- _WHAT YOU HAVE TO DO_: Pull out each line in the rows below that contains the string "category", and copy those lines.

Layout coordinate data
···
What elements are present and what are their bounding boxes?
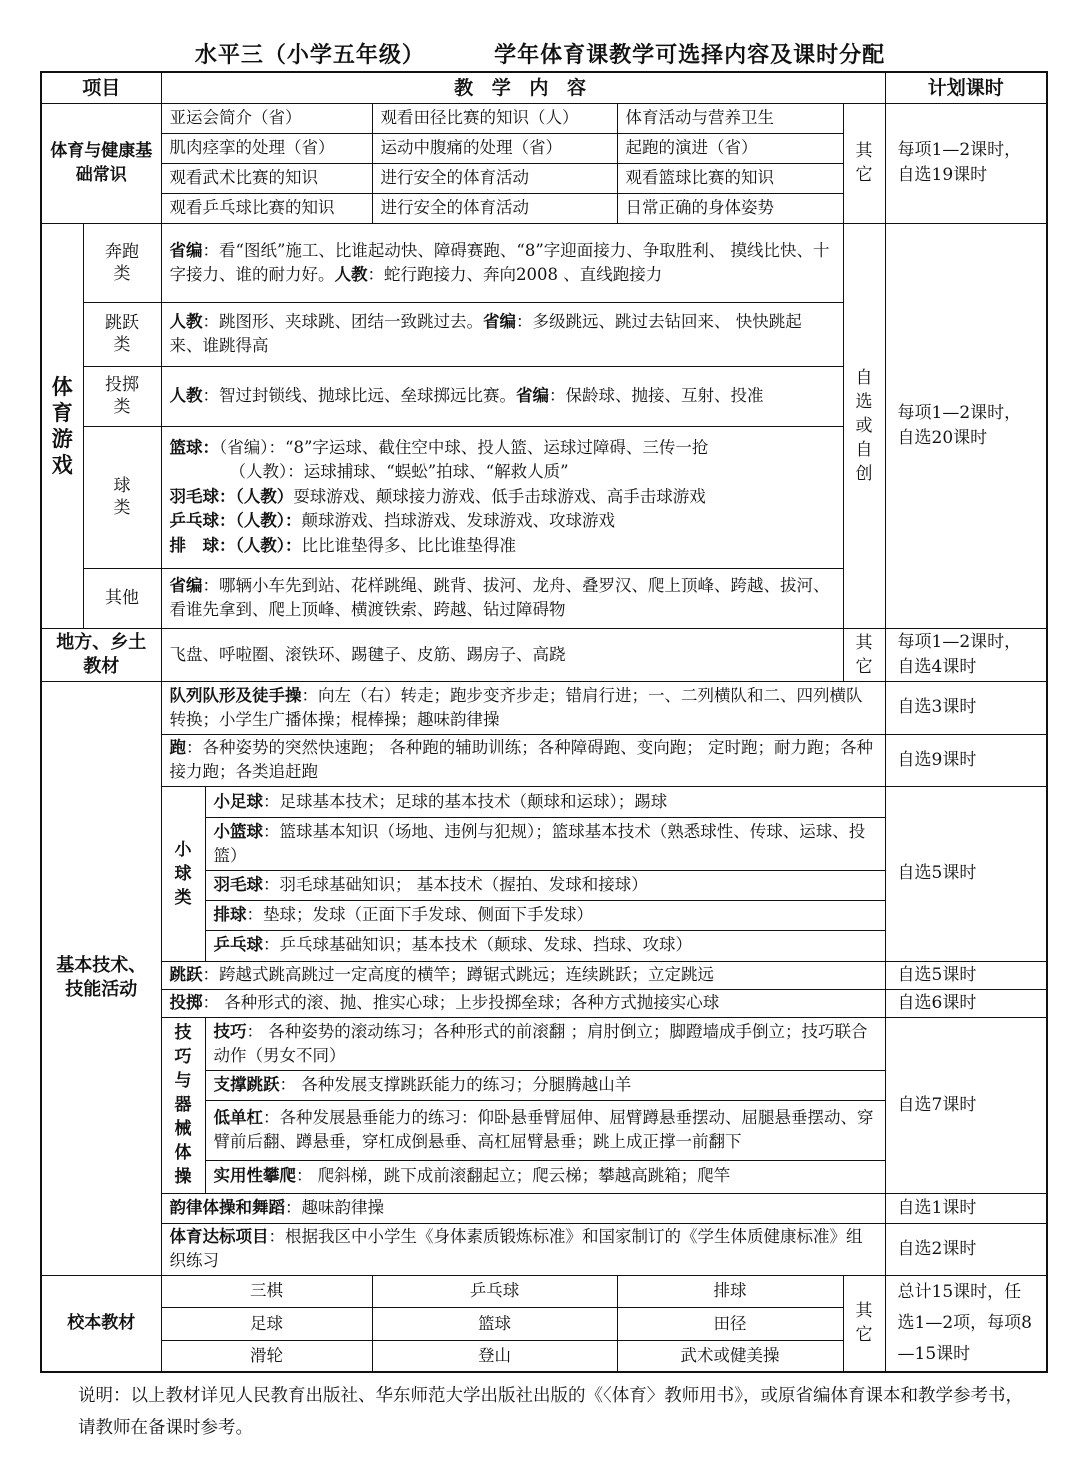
skills-small-ball-label: 小球类 xyxy=(161,786,205,961)
knowledge-cell: 观看篮球比赛的知识 xyxy=(617,163,843,193)
school-other: 其它 xyxy=(843,1275,885,1372)
header-item: 项目 xyxy=(41,72,161,103)
skills-formation-hours: 自选3课时 xyxy=(885,681,1047,734)
footnote: 说明：以上教材详见人民教育出版社、华东师范大学出版社出版的《〈体育〉教师用书》，或原省编体育课本和教学参考书，请教师在备课时参考。 xyxy=(78,1386,1023,1438)
games-ball-content: 篮球：（省编）：“8”字运球、截住空中球、投人篮、运球过障碍、三传一抢 （人教）：运球捕球、“蜈蚣”拍球、“解救人质” 羽毛球：（人教）耍球游戏、颠球接力游戏、低手击球游戏、高手击球游戏 乒乓球：（人教）：颠球游戏、挡球游戏、发球游戏、攻球游戏 排 球：（人教）：比比谁垫得多、比比谁垫得准 xyxy=(161,426,843,568)
allocation-table xyxy=(40,71,1048,1373)
games-other-content: 省编：哪辆小车先到站、花样跳绳、跳背、拔河、龙舟、叠罗汉、爬上顶峰、跨越、拔河、看谁先拿到、爬上顶峰、横渡铁索、跨越、钻过障碍物 xyxy=(161,568,843,628)
category-basic-knowledge: 体育与健康基础常识 xyxy=(41,103,161,223)
school-cell: 登山 xyxy=(372,1340,617,1372)
header-hours: 计划课时 xyxy=(885,72,1047,103)
skills-jump: 跳跃：跨越式跳高跳过一定高度的横竿；蹲锯式跳远；连续跳跃；立定跳远 xyxy=(161,961,885,989)
skills-jump-hours: 自选5课时 xyxy=(885,961,1047,989)
skills-gym-list xyxy=(205,1017,885,1193)
school-cell: 田径 xyxy=(617,1307,843,1340)
skills-rhythm: 韵律体操和舞蹈：趣味韵律操 xyxy=(161,1193,885,1223)
school-cell: 乒乓球 xyxy=(372,1275,617,1307)
knowledge-cell: 肌肉痉挛的处理（省） xyxy=(161,133,372,163)
skills-standard: 体育达标项目：根据我区中小学生《身体素质锻炼标准》和国家制订的《学生体质健康标准》组织练习 xyxy=(161,1223,885,1275)
knowledge-cell: 体育活动与营养卫生 xyxy=(617,103,843,133)
skills-rhythm-hours: 自选1课时 xyxy=(885,1193,1047,1223)
local-content: 飞盘、呼啦圈、滚铁环、踢毽子、皮筋、踢房子、高跷 xyxy=(161,628,843,681)
small-ball-item: 排球：垫球；发球（正面下手发球、侧面下手发球） xyxy=(206,900,885,930)
knowledge-other: 其它 xyxy=(843,103,885,223)
school-cell: 足球 xyxy=(161,1307,372,1340)
skills-throw-hours: 自选6课时 xyxy=(885,989,1047,1017)
skills-gym-label: 技巧与器械体操 xyxy=(161,1017,205,1193)
header-content: 教 学 内 容 xyxy=(161,72,885,103)
category-skills: 基本技术、技能活动 xyxy=(41,681,161,1275)
school-cell: 三棋 xyxy=(161,1275,372,1307)
skills-standard-hours: 自选2课时 xyxy=(885,1223,1047,1275)
knowledge-cell: 观看武术比赛的知识 xyxy=(161,163,372,193)
games-choose: 自选或自创 xyxy=(843,223,885,628)
games-run-content: 省编：看“图纸”施工、比谁起动快、障碍赛跑、“8”字迎面接力、争取胜利、 摸线比快、十字接力、谁的耐力好。人教：蛇行跑接力、奔向2008 、直线跑接力 xyxy=(161,223,843,302)
knowledge-cell: 观看田径比赛的知识（人） xyxy=(372,103,617,133)
local-hours: 每项1—2课时，自选4课时 xyxy=(885,628,1047,681)
local-other: 其它 xyxy=(843,628,885,681)
knowledge-cell: 运动中腹痛的处理（省） xyxy=(372,133,617,163)
games-jump-label: 跳跃类 xyxy=(83,302,161,366)
skills-throw: 投掷： 各种形式的滚、抛、推实心球；上步投掷垒球；各种方式抛接实心球 xyxy=(161,989,885,1017)
games-hours: 每项1—2课时，自选20课时 xyxy=(885,223,1047,628)
category-local: 地方、乡土教材 xyxy=(41,628,161,681)
school-cell: 滑轮 xyxy=(161,1340,372,1372)
school-cell: 篮球 xyxy=(372,1307,617,1340)
knowledge-cell: 观看乒乓球比赛的知识 xyxy=(161,193,372,223)
knowledge-cell: 日常正确的身体姿势 xyxy=(617,193,843,223)
knowledge-hours: 每项1—2课时，自选19课时 xyxy=(885,103,1047,223)
gym-item: 技巧： 各种姿势的滚动练习；各种形式的前滚翻 ；肩肘倒立；脚蹬墙成手倒立；技巧联合动作（男女不同） xyxy=(206,1018,885,1070)
small-ball-item: 乒乓球：乒乓球基础知识；基本技术（颠球、发球、挡球、攻球） xyxy=(206,930,885,959)
skills-small-ball-hours: 自选5课时 xyxy=(885,786,1047,961)
games-jump-content: 人教：跳图形、夹球跳、团结一致跳过去。省编：多级跳远、跳过去钻回来、 快快跳起来、谁跳得高 xyxy=(161,302,843,366)
knowledge-cell: 进行安全的体育活动 xyxy=(372,193,617,223)
school-hours: 总计15课时，任选1—2项，每项8—15课时 xyxy=(885,1275,1047,1372)
games-other-label: 其他 xyxy=(83,568,161,628)
small-ball-item: 羽毛球：羽毛球基础知识； 基本技术（握拍、发球和接球） xyxy=(206,870,885,900)
games-throw-label: 投掷类 xyxy=(83,366,161,426)
skills-run-hours: 自选9课时 xyxy=(885,734,1047,786)
games-ball-label: 球类 xyxy=(83,426,161,568)
small-ball-item: 小篮球：篮球基本知识（场地、违例与犯规）；篮球基本技术（熟悉球性、传球、运球、投篮） xyxy=(206,817,885,870)
skills-small-ball-list xyxy=(205,786,885,961)
category-games: 体育游戏 xyxy=(41,223,83,628)
school-cell: 武术或健美操 xyxy=(617,1340,843,1372)
page-title: 水平三（小学五年级） 学年体育课教学可选择内容及课时分配 xyxy=(194,43,886,68)
gym-item: 低单杠：各种发展悬垂能力的练习：仰卧悬垂臂屈伸、屈臂蹲悬垂摆动、屈腿悬垂摆动、穿臂前后翻、蹲悬垂，穿杠成倒悬垂、高杠屈臂悬垂；跳上成正撑一前翻下 xyxy=(206,1100,885,1160)
skills-run: 跑：各种姿势的突然快速跑； 各种跑的辅助训练；各种障碍跑、变向跑； 定时跑；耐力跑；各种接力跑；各类追赶跑 xyxy=(161,734,885,786)
gym-item: 实用性攀爬： 爬斜梯，跳下成前滚翻起立；爬云梯；攀越高跳箱；爬竿 xyxy=(206,1160,885,1192)
games-run-label: 奔跑类 xyxy=(83,223,161,302)
skills-gym-hours: 自选7课时 xyxy=(885,1017,1047,1193)
knowledge-cell: 起跑的演进（省） xyxy=(617,133,843,163)
small-ball-item: 小足球：足球基本技术；足球的基本技术（颠球和运球）；踢球 xyxy=(206,788,885,817)
gym-item: 支撑跳跃： 各种发展支撑跳跃能力的练习；分腿腾越山羊 xyxy=(206,1070,885,1100)
skills-formation: 队列队形及徒手操：向左（右）转走；跑步变齐步走；错肩行进；一、二列横队和二、四列横队转换；小学生广播体操；棍棒操；趣味韵律操 xyxy=(161,681,885,734)
category-school: 校本教材 xyxy=(41,1275,161,1372)
knowledge-cell: 亚运会简介（省） xyxy=(161,103,372,133)
school-cell: 排球 xyxy=(617,1275,843,1307)
knowledge-cell: 进行安全的体育活动 xyxy=(372,163,617,193)
games-throw-content: 人教：智过封锁线、抛球比远、垒球掷远比赛。省编：保龄球、抛接、互射、投准 xyxy=(161,366,843,426)
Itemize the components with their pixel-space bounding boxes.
···
- _THE COMPLETED TASK_:
category-basic-knowledge: 体育与健康基础常识 xyxy=(41,103,161,223)
category-skills: 基本技术、技能活动 xyxy=(41,681,161,1275)
category-local: 地方、乡土教材 xyxy=(41,628,161,681)
category-games: 体育游戏 xyxy=(41,223,83,628)
category-school: 校本教材 xyxy=(41,1275,161,1372)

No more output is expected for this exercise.